YOUR GOAL:
All of the data must be printed exactly; please include every line.
:: MATERIAL SUPPLIED
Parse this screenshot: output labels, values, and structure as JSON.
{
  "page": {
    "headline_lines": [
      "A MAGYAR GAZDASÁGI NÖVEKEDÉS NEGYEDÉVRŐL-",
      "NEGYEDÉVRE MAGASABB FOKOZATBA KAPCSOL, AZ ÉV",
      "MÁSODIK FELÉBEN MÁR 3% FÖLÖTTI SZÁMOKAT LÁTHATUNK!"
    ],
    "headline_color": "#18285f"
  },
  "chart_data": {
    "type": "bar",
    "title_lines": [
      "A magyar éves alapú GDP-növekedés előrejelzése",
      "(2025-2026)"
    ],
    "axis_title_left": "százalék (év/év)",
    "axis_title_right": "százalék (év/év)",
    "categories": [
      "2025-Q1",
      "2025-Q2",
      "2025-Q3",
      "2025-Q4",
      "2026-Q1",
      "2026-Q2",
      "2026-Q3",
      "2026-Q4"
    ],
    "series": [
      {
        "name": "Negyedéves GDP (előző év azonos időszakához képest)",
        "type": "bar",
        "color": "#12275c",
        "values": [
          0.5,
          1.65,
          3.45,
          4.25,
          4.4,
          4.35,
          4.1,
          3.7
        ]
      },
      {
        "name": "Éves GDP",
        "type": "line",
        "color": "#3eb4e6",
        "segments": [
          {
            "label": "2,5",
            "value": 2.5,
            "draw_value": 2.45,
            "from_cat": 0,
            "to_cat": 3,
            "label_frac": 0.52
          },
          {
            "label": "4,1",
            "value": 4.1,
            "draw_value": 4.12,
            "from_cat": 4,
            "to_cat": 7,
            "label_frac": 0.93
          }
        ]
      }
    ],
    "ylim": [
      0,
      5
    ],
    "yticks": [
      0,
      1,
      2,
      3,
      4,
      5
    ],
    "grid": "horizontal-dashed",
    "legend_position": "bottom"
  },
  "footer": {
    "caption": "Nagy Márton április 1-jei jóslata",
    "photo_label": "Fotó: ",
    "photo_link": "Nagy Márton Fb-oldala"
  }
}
::::
COMPLETE OUTPUT:
Parse this screenshot: output labels, values, and structure as JSON.
{
  "page": {
    "headline_lines": [
      "A MAGYAR GAZDASÁGI NÖVEKEDÉS NEGYEDÉVRŐL-",
      "NEGYEDÉVRE MAGASABB FOKOZATBA KAPCSOL, AZ ÉV",
      "MÁSODIK FELÉBEN MÁR 3% FÖLÖTTI SZÁMOKAT LÁTHATUNK!"
    ],
    "headline_color": "#18285f"
  },
  "chart_data": {
    "type": "bar",
    "title_lines": [
      "A magyar éves alapú GDP-növekedés előrejelzése",
      "(2025-2026)"
    ],
    "axis_title_left": "százalék (év/év)",
    "axis_title_right": "százalék (év/év)",
    "categories": [
      "2025-Q1",
      "2025-Q2",
      "2025-Q3",
      "2025-Q4",
      "2026-Q1",
      "2026-Q2",
      "2026-Q3",
      "2026-Q4"
    ],
    "series": [
      {
        "name": "Negyedéves GDP (előző év azonos időszakához képest)",
        "type": "bar",
        "color": "#12275c",
        "values": [
          0.5,
          1.65,
          3.45,
          4.25,
          4.4,
          4.35,
          4.1,
          3.7
        ]
      },
      {
        "name": "Éves GDP",
        "type": "line",
        "color": "#3eb4e6",
        "segments": [
          {
            "label": "2,5",
            "value": 2.5,
            "draw_value": 2.45,
            "from_cat": 0,
            "to_cat": 3,
            "label_frac": 0.52
          },
          {
            "label": "4,1",
            "value": 4.1,
            "draw_value": 4.12,
            "from_cat": 4,
            "to_cat": 7,
            "label_frac": 0.93
          }
        ]
      }
    ],
    "ylim": [
      0,
      5
    ],
    "yticks": [
      0,
      1,
      2,
      3,
      4,
      5
    ],
    "grid": "horizontal-dashed",
    "legend_position": "bottom"
  },
  "footer": {
    "caption": "Nagy Márton április 1-jei jóslata",
    "photo_label": "Fotó: ",
    "photo_link": "Nagy Márton Fb-oldala"
  }
}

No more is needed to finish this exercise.